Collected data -
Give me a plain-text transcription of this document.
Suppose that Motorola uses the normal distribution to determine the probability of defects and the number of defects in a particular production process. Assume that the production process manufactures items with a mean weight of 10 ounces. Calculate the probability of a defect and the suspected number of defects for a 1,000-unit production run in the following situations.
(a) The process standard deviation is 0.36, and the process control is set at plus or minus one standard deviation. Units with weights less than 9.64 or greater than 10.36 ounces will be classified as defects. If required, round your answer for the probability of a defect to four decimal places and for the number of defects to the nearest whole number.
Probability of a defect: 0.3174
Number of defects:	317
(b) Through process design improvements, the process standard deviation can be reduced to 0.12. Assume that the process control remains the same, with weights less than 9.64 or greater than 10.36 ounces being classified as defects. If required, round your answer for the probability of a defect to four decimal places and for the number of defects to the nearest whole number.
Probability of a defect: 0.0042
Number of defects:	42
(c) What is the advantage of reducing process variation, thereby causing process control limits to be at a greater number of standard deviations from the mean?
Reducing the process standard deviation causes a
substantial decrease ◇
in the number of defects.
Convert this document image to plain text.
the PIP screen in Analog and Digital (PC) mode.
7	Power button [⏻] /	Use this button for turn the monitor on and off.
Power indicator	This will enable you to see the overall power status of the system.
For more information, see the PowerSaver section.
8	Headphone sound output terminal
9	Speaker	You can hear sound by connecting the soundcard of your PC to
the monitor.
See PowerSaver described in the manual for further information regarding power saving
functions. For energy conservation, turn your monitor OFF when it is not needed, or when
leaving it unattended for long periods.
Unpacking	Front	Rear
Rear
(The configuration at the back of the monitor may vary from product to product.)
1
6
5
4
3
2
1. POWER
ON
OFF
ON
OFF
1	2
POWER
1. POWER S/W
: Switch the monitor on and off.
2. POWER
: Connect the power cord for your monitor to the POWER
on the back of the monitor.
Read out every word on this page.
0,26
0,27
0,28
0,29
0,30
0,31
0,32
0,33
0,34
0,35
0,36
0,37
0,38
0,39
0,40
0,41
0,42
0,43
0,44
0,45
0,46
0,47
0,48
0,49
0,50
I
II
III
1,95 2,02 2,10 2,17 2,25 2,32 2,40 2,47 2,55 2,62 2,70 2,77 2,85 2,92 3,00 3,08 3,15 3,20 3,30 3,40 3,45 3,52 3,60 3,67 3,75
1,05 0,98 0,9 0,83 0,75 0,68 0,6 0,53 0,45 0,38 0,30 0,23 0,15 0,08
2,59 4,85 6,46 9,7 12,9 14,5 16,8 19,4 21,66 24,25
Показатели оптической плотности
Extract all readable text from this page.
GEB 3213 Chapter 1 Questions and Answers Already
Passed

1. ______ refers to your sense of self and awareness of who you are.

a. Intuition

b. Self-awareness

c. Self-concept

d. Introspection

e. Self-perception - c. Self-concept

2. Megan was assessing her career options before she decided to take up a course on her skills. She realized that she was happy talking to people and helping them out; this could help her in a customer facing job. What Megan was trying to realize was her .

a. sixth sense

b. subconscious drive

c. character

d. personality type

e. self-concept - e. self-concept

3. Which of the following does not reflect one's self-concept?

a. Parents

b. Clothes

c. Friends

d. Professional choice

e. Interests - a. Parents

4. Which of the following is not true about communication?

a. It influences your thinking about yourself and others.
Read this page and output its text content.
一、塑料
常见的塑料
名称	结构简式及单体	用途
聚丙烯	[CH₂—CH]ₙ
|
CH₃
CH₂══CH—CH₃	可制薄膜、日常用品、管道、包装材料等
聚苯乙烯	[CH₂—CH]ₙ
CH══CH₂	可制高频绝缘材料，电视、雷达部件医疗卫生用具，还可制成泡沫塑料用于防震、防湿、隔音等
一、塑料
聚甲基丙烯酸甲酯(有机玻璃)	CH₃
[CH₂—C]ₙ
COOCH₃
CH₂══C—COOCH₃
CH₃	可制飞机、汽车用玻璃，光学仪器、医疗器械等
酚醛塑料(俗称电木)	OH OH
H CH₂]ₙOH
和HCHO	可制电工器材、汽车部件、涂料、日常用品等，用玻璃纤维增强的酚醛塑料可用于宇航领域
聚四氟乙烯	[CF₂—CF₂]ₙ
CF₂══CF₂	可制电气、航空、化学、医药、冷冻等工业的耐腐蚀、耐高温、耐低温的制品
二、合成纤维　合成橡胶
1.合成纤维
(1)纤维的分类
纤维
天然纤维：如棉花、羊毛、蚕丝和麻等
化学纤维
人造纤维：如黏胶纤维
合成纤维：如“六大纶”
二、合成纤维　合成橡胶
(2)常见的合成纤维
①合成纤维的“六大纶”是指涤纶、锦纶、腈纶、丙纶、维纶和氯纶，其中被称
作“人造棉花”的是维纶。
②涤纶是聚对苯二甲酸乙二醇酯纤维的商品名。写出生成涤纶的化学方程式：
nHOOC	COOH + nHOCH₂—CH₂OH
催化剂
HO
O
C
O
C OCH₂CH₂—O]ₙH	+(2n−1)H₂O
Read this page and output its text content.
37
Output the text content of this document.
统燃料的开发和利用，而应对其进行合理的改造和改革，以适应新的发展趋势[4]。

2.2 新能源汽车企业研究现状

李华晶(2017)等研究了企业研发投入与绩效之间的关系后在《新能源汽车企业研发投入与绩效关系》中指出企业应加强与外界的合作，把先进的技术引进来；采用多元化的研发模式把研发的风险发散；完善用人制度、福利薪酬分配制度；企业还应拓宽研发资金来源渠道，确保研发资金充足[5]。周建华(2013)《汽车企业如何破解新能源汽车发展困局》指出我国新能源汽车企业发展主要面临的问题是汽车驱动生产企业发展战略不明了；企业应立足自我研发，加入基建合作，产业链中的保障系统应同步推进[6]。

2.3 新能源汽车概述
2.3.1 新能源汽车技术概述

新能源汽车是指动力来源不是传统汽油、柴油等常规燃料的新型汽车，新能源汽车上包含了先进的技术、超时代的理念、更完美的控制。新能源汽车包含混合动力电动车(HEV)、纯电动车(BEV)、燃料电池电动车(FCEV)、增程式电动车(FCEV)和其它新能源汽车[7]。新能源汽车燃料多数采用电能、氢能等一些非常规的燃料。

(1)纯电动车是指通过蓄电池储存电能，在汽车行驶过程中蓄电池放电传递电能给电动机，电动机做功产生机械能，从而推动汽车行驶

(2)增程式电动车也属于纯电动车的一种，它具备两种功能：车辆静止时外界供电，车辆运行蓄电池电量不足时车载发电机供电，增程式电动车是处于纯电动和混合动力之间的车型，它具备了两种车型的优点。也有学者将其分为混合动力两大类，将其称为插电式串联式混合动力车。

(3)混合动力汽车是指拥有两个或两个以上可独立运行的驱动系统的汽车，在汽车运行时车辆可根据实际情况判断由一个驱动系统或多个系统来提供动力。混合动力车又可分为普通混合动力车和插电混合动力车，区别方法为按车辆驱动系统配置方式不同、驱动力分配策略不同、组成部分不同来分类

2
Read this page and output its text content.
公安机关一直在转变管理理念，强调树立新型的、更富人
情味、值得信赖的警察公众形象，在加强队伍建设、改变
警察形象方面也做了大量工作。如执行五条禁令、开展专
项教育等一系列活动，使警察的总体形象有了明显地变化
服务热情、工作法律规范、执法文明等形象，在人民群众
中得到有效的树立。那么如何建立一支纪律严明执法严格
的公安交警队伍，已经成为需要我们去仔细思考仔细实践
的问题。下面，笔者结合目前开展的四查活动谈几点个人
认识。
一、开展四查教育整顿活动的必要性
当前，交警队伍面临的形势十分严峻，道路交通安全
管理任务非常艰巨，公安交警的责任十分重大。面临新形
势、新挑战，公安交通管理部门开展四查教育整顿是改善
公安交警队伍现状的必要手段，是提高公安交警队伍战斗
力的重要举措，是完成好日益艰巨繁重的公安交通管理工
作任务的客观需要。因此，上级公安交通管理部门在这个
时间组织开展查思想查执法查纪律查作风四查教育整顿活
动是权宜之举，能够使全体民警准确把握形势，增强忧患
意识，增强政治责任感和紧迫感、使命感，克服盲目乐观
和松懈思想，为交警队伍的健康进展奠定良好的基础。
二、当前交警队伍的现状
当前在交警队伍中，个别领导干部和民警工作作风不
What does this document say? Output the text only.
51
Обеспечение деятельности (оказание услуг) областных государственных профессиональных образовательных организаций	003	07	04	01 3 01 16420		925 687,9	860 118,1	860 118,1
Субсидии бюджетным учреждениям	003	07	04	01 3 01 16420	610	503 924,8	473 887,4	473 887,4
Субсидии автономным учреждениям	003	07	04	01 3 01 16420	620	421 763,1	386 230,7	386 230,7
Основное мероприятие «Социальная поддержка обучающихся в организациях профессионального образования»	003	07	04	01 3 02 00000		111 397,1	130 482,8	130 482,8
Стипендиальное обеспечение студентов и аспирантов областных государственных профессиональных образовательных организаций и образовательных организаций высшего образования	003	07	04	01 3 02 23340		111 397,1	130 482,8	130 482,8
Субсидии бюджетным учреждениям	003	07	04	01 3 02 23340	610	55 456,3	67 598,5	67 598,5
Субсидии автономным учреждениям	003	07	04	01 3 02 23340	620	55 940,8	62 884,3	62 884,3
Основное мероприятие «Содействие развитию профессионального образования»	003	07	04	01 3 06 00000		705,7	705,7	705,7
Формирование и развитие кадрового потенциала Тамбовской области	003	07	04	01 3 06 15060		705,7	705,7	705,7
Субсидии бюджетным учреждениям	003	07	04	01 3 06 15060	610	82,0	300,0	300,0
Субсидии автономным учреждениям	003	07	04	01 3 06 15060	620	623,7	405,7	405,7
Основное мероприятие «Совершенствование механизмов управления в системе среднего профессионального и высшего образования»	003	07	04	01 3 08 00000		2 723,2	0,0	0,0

Exercise - Using the listing, copy every line where the word "mean" shows up.

Answer to this problem -
Suppose that Motorola uses the normal distribution to determine the probability of defects and the number of defects in a particular production process. Assume that the production process manufactures items with a mean weight of 10 ounces. Calculate the probability of a defect and the suspected number of defects for a 1,000-unit production run in the following situations.
(c) What is the advantage of reducing process variation, thereby causing process control limits to be at a greater number of standard deviations from the mean?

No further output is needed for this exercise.